• _Aim_: Locate and copy all lines bearing the word "وامتنانك".

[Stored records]
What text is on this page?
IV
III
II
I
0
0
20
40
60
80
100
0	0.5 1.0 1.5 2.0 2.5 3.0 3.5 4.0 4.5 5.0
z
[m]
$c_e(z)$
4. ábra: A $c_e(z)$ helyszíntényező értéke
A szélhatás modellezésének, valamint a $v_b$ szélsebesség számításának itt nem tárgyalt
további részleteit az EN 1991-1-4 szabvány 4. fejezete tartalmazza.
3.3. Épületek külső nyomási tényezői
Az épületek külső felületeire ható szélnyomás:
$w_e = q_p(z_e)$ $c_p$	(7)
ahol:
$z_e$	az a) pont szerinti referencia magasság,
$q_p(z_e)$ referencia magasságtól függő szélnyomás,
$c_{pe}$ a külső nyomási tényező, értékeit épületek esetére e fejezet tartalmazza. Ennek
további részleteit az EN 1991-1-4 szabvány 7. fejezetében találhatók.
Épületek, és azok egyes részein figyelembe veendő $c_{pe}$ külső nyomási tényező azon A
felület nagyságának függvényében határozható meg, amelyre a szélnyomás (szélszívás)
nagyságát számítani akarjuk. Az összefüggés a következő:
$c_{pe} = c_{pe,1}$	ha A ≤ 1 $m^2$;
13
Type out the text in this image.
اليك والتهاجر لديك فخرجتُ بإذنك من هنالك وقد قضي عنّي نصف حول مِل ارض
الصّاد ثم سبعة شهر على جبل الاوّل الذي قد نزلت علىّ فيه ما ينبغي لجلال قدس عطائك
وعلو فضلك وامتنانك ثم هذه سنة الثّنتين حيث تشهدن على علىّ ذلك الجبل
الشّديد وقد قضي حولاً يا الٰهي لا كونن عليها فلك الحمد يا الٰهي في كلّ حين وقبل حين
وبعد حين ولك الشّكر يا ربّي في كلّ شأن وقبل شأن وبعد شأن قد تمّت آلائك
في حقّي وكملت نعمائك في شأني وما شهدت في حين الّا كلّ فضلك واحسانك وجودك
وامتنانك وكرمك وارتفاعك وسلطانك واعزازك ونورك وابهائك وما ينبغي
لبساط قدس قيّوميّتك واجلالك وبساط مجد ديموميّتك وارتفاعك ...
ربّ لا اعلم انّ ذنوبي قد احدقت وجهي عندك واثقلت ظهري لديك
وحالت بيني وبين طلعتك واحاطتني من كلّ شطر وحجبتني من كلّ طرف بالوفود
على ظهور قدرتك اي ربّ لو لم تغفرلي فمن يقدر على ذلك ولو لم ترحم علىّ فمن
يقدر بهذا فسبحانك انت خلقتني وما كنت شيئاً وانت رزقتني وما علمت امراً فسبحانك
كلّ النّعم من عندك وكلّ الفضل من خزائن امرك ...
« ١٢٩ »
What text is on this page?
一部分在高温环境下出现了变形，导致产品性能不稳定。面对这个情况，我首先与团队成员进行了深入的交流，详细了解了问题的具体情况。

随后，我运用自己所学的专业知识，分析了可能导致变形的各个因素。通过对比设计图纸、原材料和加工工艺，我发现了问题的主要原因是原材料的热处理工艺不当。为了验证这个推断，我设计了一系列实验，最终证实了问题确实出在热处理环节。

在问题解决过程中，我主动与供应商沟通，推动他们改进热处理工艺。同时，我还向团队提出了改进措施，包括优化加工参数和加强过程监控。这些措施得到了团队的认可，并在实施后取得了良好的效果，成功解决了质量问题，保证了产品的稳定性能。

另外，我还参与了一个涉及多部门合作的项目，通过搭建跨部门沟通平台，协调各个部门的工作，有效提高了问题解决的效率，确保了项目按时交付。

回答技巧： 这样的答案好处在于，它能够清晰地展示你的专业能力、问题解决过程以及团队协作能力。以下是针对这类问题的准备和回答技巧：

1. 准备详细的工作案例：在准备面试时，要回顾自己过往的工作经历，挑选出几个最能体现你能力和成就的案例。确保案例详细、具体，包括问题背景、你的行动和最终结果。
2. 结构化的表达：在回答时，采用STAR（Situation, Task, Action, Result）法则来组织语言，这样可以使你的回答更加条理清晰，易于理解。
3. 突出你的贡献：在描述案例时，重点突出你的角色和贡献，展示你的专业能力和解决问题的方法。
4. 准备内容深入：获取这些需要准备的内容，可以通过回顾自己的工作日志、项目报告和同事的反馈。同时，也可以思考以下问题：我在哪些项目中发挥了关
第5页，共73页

• _Response_:
وعلو فضلك وامتنانك ثم هذه سنة الثّنتين حيث تشهدن على علىّ ذلك الجبل
وامتنانك وكرمك وارتفاعك وسلطانك واعزازك ونورك وابهائك وما ينبغي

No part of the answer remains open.